## Что сделать
Подхватите приведенные ниже воспоминания о постановке «Виринеи» в Вахтанговском театре и продолжите их, начиная сразу после последнего предложения.

## Отрывок для чтения

◆ ◆ ◆ ◆ ◆

Следующим моим впечатлением был уже спектакль «Виринея» Л. Н. Сейфуллиной в Вахтанговском театре. С этой постановки началась для меня еще одна «школа режиссуры» — режиссуры, глубоко современной в самом ее существе.
Постановка «Виринеи» захватила тогда всех нас свежестью и неожиданностью жизненных образов. Обаяние спектакля крылось прежде всего в необыкновенной достоверности. Меня просто поразило, насколько подлинными были эти крестьяне и крестьянки, солдатки, старики и молодежь. Вместе с тем в спектакле не было ни тени того натурализма, с которым тогда связывалась манера отображения современности. (Так было, например, со «Штормом» в постановке Любимова-Ланского в Театре МГСПС. Его спектакли, полемизирующие с Мейерхольдом, безусловно, сыграли позитивную роль в подходе к современной теме, но от них пахло дегтем, потом, они были шумными, крикливыми, и в них как бы демонстративно отсутствовала форма.)

◆ ◆ ◆ ◆ ◆

## Исходные данные
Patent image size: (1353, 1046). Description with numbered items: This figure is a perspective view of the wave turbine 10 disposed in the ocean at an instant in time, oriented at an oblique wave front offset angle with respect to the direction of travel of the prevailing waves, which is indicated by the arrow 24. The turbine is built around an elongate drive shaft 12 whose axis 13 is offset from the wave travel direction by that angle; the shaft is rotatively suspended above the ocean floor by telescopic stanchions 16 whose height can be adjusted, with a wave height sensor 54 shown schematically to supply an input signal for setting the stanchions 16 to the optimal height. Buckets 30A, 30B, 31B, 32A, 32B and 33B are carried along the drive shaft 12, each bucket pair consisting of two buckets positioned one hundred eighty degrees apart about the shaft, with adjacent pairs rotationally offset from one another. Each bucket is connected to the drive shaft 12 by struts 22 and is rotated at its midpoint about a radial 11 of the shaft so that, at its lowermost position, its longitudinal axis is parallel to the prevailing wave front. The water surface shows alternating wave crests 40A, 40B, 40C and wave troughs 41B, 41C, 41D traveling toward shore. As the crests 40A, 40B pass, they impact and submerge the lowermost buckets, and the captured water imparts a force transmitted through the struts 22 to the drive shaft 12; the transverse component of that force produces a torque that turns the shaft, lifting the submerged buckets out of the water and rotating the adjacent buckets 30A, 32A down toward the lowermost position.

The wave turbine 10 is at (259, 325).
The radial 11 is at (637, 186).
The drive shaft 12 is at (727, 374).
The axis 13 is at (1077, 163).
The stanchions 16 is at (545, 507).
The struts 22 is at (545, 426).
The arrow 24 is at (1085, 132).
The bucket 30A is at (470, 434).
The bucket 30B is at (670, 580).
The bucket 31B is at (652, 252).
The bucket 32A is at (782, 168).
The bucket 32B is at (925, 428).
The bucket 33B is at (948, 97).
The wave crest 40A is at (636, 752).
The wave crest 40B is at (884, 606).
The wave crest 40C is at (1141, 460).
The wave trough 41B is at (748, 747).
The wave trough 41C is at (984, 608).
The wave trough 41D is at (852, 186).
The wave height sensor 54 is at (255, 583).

◆ ◆ ◆ ◆ ◆

## Решение задачи
В «Виринее» все было иным. Степень театральной культуры в этом спектакле была на уровне самых высоких требований МХАТ, а форма отличалась прозрачной простотой, ясностью и в то же время была острой и оригинальной. Казалось, она родилась наперекор гротеску, царившему в одних театрах, и спорила с бесформенностью, бытовавшей в других.
В «Виринее» восхищали наблюдательность, острый взгляд на окружающую действительность, смелость и точность приспособлений, внутренних и внешних примет поведения. Казалось, спектакль поставил человек, всю жизнь проживший в деревне, знающий ее вдоль и поперек и, главное, глубоко изучивший те сдвиги, которые произвела в ней революция. Режиссер уверенно говорил зрителю: «Вот она, нынешняя деревня, вот как в ней люди плачут, смеются, страдают и радуются». И в душе зрителя зрела твердая вера, что это именно так, а не иначе.
Потом я поняла, что в этом была одна из самых сильных сторон режиссуры Попова.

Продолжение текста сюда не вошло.